→ **EXERCISE**
In the following material, identify every line holding the string "postoperativ" and return it.

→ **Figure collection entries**
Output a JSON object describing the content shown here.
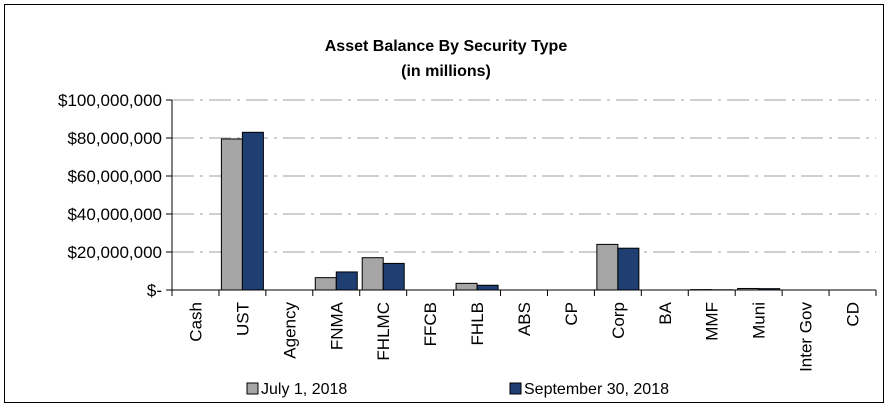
{
  "chart_data": {
    "type": "bar",
    "title": "Asset Balance By Security Type",
    "subtitle": "(in millions)",
    "xlabel": "",
    "ylabel": "",
    "ylim": [
      0,
      100000000
    ],
    "yticks": [
      0,
      20000000,
      40000000,
      60000000,
      80000000,
      100000000
    ],
    "ytick_labels": [
      "$-",
      "$20,000,000",
      "$40,000,000",
      "$60,000,000",
      "$80,000,000",
      "$100,000,000"
    ],
    "grid": true,
    "legend_position": "bottom",
    "categories": [
      "Cash",
      "UST",
      "Agency",
      "FNMA",
      "FHLMC",
      "FFCB",
      "FHLB",
      "ABS",
      "CP",
      "Corp",
      "BA",
      "MMF",
      "Muni",
      "Inter Gov",
      "CD"
    ],
    "series": [
      {
        "name": "July 1, 2018",
        "color": "#a6a6a6",
        "values": [
          0,
          79500000,
          0,
          6500000,
          17000000,
          0,
          3500000,
          0,
          0,
          24000000,
          0,
          200000,
          800000,
          0,
          0
        ]
      },
      {
        "name": "September 30, 2018",
        "color": "#1f3f73",
        "values": [
          0,
          83000000,
          0,
          9500000,
          14000000,
          0,
          2500000,
          0,
          0,
          22000000,
          0,
          100000,
          700000,
          0,
          0
        ]
      }
    ]
  }
}
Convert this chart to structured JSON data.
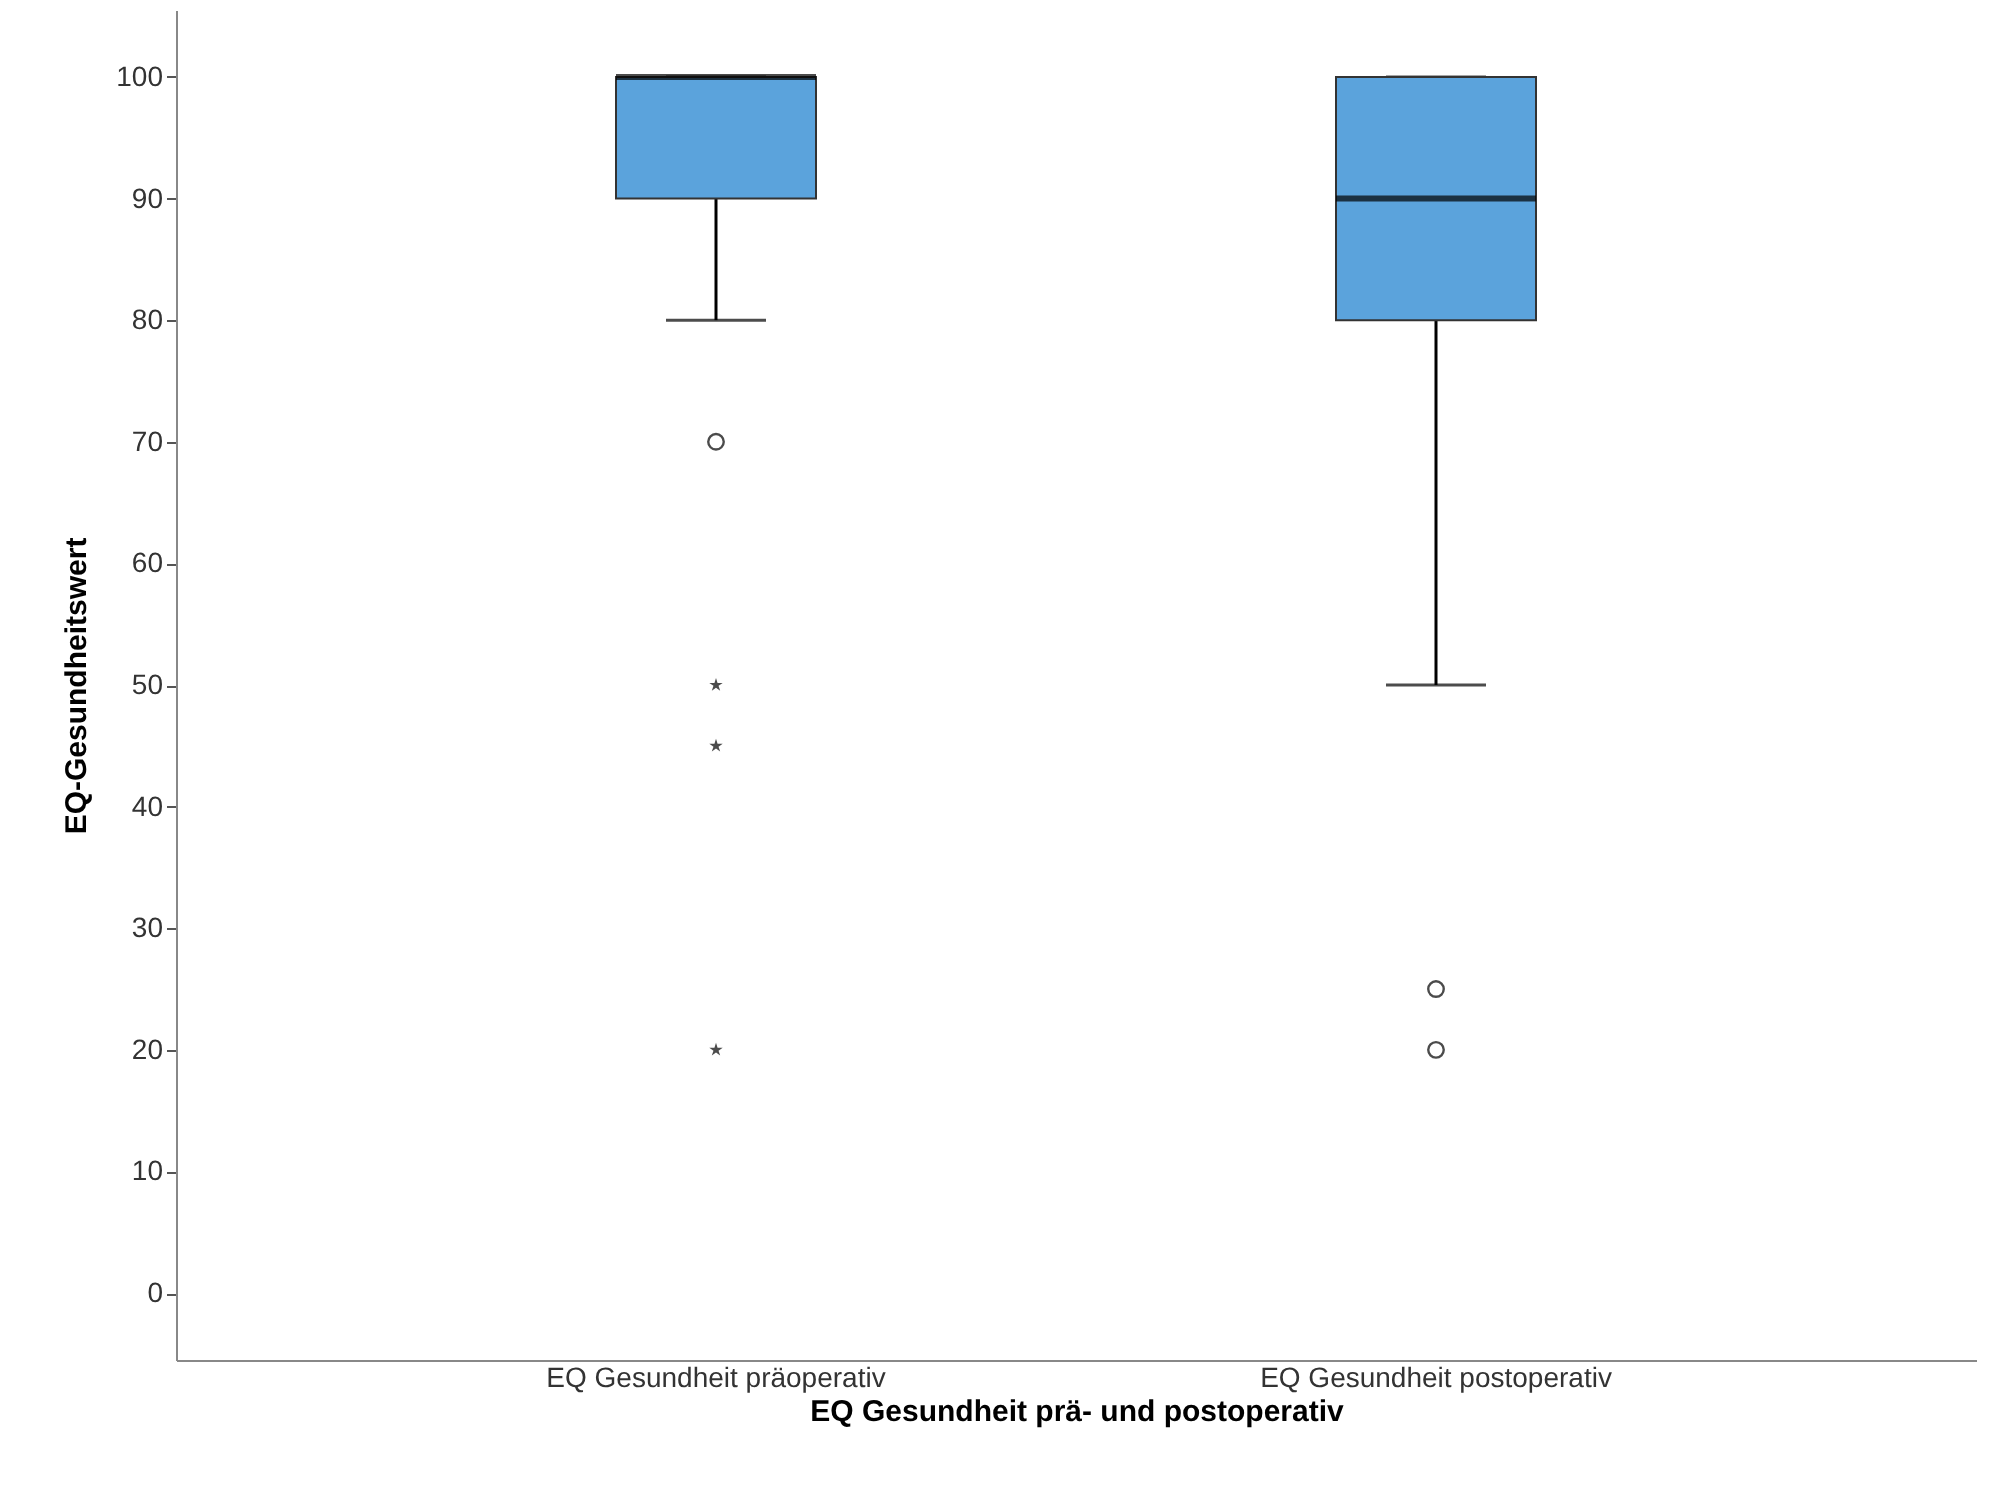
{
  "chart_data": {
    "type": "box",
    "xlabel": "EQ Gesundheit prä- und postoperativ",
    "ylabel": "EQ-Gesundheitswert",
    "categories": [
      "EQ Gesundheit präoperativ",
      "EQ Gesundheit postoperativ"
    ],
    "series": [
      {
        "color": "#5ba3dc",
        "boxes": [
          {
            "low": 80,
            "q1": 90,
            "median": 100,
            "q3": 100,
            "high": 100,
            "outliers": [
              70,
              50,
              45,
              20
            ]
          },
          {
            "low": 50,
            "q1": 80,
            "median": 90,
            "q3": 100,
            "high": 100,
            "outliers": [
              25,
              20
            ]
          }
        ]
      }
    ],
    "ylim": [
      -5.5,
      105.5
    ],
    "yticks": [
      0,
      10,
      20,
      30,
      40,
      50,
      60,
      70,
      80,
      90,
      100
    ],
    "grid": false
  }
}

→ **ANSWER TO THIS TASK**
    "xlabel": "EQ Gesundheit prä- und postoperativ",
      "EQ Gesundheit postoperativ"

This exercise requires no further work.